> Problem description: Copy each line with the word "name" in it.

> Provided records:
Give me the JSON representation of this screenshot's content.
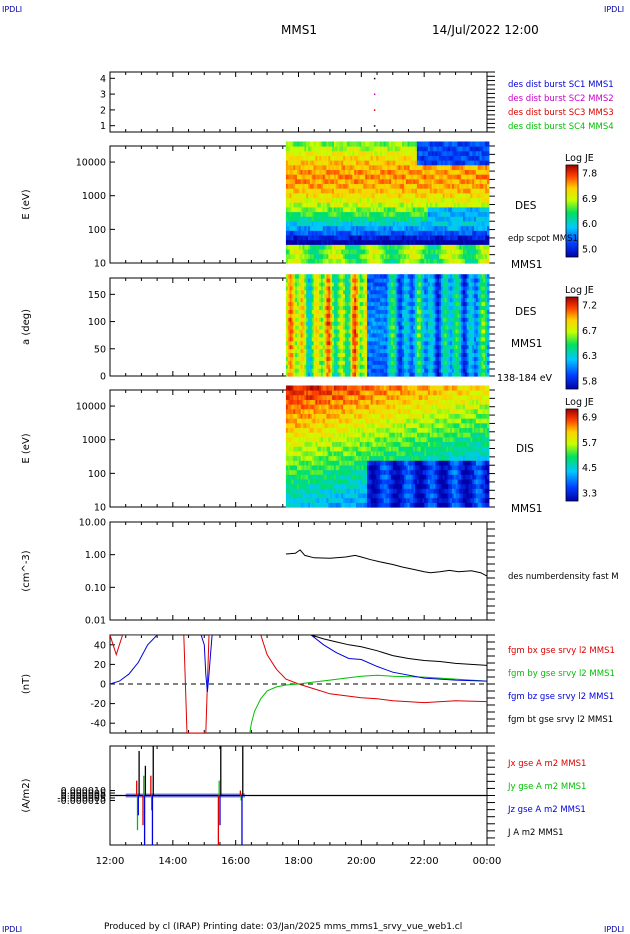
{
  "corner_labels": {
    "top_left": "IPDLI",
    "top_right": "IPDLI",
    "bottom_left": "IPDLI",
    "bottom_right": "IPDLI"
  },
  "header": {
    "mission": "MMS1",
    "datetime": "14/Jul/2022 12:00"
  },
  "footer": {
    "text": "Produced by cl (IRAP)   Printing date: 03/Jan/2025   mms_mms1_srvy_vue_web1.cl"
  },
  "colors": {
    "red": "#dd0000",
    "green": "#00c000",
    "blue": "#0000dd",
    "magenta": "#cc00cc",
    "black": "#000000",
    "axis_blue": "#0000aa"
  },
  "chart_data": [
    {
      "id": "burst",
      "type": "scatter",
      "ylabel": "",
      "ylim": [
        0.6,
        4.4
      ],
      "yticks": [
        1,
        2,
        3,
        4
      ],
      "x": [
        "12:00",
        "14:00",
        "16:00",
        "18:00",
        "20:00",
        "22:00",
        "00:00"
      ],
      "points": [
        {
          "t": 20.4,
          "y": 4,
          "color": "#000000"
        },
        {
          "t": 20.4,
          "y": 3,
          "color": "#cc00cc"
        },
        {
          "t": 20.4,
          "y": 2,
          "color": "#dd0000"
        },
        {
          "t": 20.4,
          "y": 1,
          "color": "#000000"
        }
      ],
      "legend": [
        {
          "label": "des dist burst SC1 MMS1",
          "color": "#0000dd"
        },
        {
          "label": "des dist burst SC2 MMS2",
          "color": "#cc00cc"
        },
        {
          "label": "des dist burst SC3 MMS3",
          "color": "#dd0000"
        },
        {
          "label": "des dist burst SC4 MMS4",
          "color": "#00c000"
        }
      ]
    },
    {
      "id": "des_energy",
      "type": "heatmap",
      "ylabel": "E (eV)",
      "yscale": "log",
      "ylim": [
        10,
        30000
      ],
      "yticks": [
        "10",
        "100",
        "1000",
        "10000"
      ],
      "data_start": 17.6,
      "right_labels": {
        "instrument": "DES",
        "note": "edp scpot MMS1",
        "mission": "MMS1"
      },
      "colorbar": {
        "title": "Log JE",
        "ticks": [
          "7.8",
          "6.9",
          "6.0",
          "5.0"
        ],
        "min": 5.0,
        "max": 7.8
      }
    },
    {
      "id": "des_pitch",
      "type": "heatmap",
      "ylabel": "a (deg)",
      "ylim": [
        0,
        180
      ],
      "yticks": [
        "0",
        "50",
        "100",
        "150"
      ],
      "data_start": 17.6,
      "right_labels": {
        "instrument": "DES",
        "mission": "MMS1",
        "range": "138-184 eV"
      },
      "colorbar": {
        "title": "Log JE",
        "ticks": [
          "7.2",
          "6.7",
          "6.3",
          "5.8"
        ],
        "min": 5.8,
        "max": 7.2
      }
    },
    {
      "id": "dis_energy",
      "type": "heatmap",
      "ylabel": "E (eV)",
      "yscale": "log",
      "ylim": [
        10,
        30000
      ],
      "yticks": [
        "10",
        "100",
        "1000",
        "10000"
      ],
      "data_start": 17.6,
      "right_labels": {
        "instrument": "DIS",
        "mission": "MMS1"
      },
      "colorbar": {
        "title": "Log JE",
        "ticks": [
          "6.9",
          "5.7",
          "4.5",
          "3.3"
        ],
        "min": 3.3,
        "max": 6.9
      }
    },
    {
      "id": "density",
      "type": "line",
      "ylabel": "(cm^-3)",
      "yscale": "log",
      "ylim": [
        0.01,
        10
      ],
      "yticks": [
        "0.01",
        "0.10",
        "1.00",
        "10.00"
      ],
      "series": [
        {
          "name": "des numberdensity fast M",
          "color": "#000000",
          "t": [
            17.6,
            17.9,
            18.05,
            18.2,
            18.5,
            19.0,
            19.5,
            19.8,
            20.0,
            20.3,
            20.6,
            21.0,
            21.3,
            21.7,
            22.0,
            22.2,
            22.5,
            22.8,
            23.1,
            23.5,
            23.8,
            24.0
          ],
          "y": [
            1.05,
            1.1,
            1.4,
            0.95,
            0.8,
            0.78,
            0.85,
            0.95,
            0.85,
            0.7,
            0.6,
            0.5,
            0.42,
            0.35,
            0.3,
            0.28,
            0.3,
            0.33,
            0.3,
            0.32,
            0.28,
            0.22
          ]
        }
      ]
    },
    {
      "id": "magnetic",
      "type": "line",
      "ylabel": "(nT)",
      "ylim": [
        -50,
        50
      ],
      "yticks": [
        "-40",
        "-20",
        "0",
        "20",
        "40"
      ],
      "zero_line": true,
      "series": [
        {
          "name": "fgm bx gse srvy l2 MMS1",
          "color": "#dd0000",
          "t": [
            12.0,
            12.1,
            12.2,
            12.3,
            12.4,
            14.35,
            14.4,
            14.45,
            15.05,
            15.1,
            15.15,
            16.8,
            17.0,
            17.3,
            17.6,
            18.0,
            18.5,
            19.0,
            19.5,
            20.0,
            20.5,
            21.0,
            22.0,
            23.0,
            24.0
          ],
          "y": [
            50,
            40,
            30,
            40,
            50,
            50,
            0,
            -50,
            -50,
            0,
            50,
            50,
            30,
            15,
            5,
            0,
            -5,
            -10,
            -12,
            -14,
            -15,
            -17,
            -19,
            -17,
            -18
          ]
        },
        {
          "name": "fgm by gse srvy l2 MMS1",
          "color": "#00c000",
          "t": [
            16.45,
            16.5,
            16.6,
            16.8,
            17.0,
            17.3,
            17.6,
            18.0,
            18.5,
            19.0,
            19.5,
            20.0,
            20.5,
            21.0,
            22.0,
            23.0,
            24.0
          ],
          "y": [
            -50,
            -40,
            -28,
            -15,
            -7,
            -3,
            -1,
            0,
            2,
            4,
            6,
            8,
            9,
            8,
            7,
            5,
            3
          ]
        },
        {
          "name": "fgm bz gse srvy l2 MMS1",
          "color": "#0000dd",
          "t": [
            12.0,
            12.3,
            12.6,
            12.9,
            13.2,
            13.5,
            14.9,
            15.0,
            15.05,
            15.1,
            15.15,
            15.2,
            15.25,
            15.3,
            18.4,
            18.8,
            19.2,
            19.6,
            20.0,
            20.5,
            21.0,
            22.0,
            23.0,
            24.0
          ],
          "y": [
            0,
            3,
            10,
            22,
            40,
            50,
            50,
            40,
            10,
            -8,
            10,
            30,
            50,
            50,
            50,
            40,
            32,
            26,
            25,
            18,
            12,
            6,
            4,
            3
          ]
        },
        {
          "name": "fgm bt gse srvy l2 MMS1",
          "color": "#000000",
          "t": [
            18.4,
            18.8,
            19.2,
            19.6,
            20.0,
            20.5,
            21.0,
            21.5,
            22.0,
            22.5,
            23.0,
            23.5,
            24.0
          ],
          "y": [
            50,
            46,
            43,
            40,
            38,
            34,
            29,
            26,
            24,
            23,
            21,
            20,
            19
          ]
        }
      ]
    },
    {
      "id": "current",
      "type": "line",
      "ylabel": "(A/m2)",
      "ylim": [
        -0.0001,
        0.0001
      ],
      "yticks": [
        "-0.000010",
        "-0.000005",
        "0.000000",
        "0.000005",
        "0.000010"
      ],
      "series": [
        {
          "name": "Jx gse A m2 MMS1",
          "color": "#dd0000"
        },
        {
          "name": "Jy gse A m2 MMS1",
          "color": "#00c000"
        },
        {
          "name": "Jz gse A m2 MMS1",
          "color": "#0000dd"
        },
        {
          "name": "J A m2 MMS1",
          "color": "#000000"
        }
      ],
      "spikes": [
        {
          "t": 12.85,
          "values": [
            3e-05,
            -7e-05,
            -4e-05,
            9e-05
          ]
        },
        {
          "t": 13.05,
          "values": [
            -6e-05,
            4e-05,
            -0.0001,
            6e-05
          ]
        },
        {
          "t": 13.3,
          "values": [
            4e-05,
            -3e-05,
            -0.0001,
            0.0001
          ]
        },
        {
          "t": 15.45,
          "values": [
            -0.0001,
            3e-05,
            -6e-05,
            0.0001
          ]
        },
        {
          "t": 16.15,
          "values": [
            1e-05,
            -1e-05,
            -0.0001,
            0.0001
          ]
        }
      ]
    }
  ],
  "x_axis": {
    "ticks": [
      "12:00",
      "14:00",
      "16:00",
      "18:00",
      "20:00",
      "22:00",
      "00:00"
    ]
  }
}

> Solution to this task:
          "name": "des numberdensity fast M",
          "name": "fgm bx gse srvy l2 MMS1",
          "name": "fgm by gse srvy l2 MMS1",
          "name": "fgm bz gse srvy l2 MMS1",
          "name": "fgm bt gse srvy l2 MMS1",
          "name": "Jx gse A m2 MMS1",
          "name": "Jy gse A m2 MMS1",
          "name": "Jz gse A m2 MMS1",
          "name": "J A m2 MMS1",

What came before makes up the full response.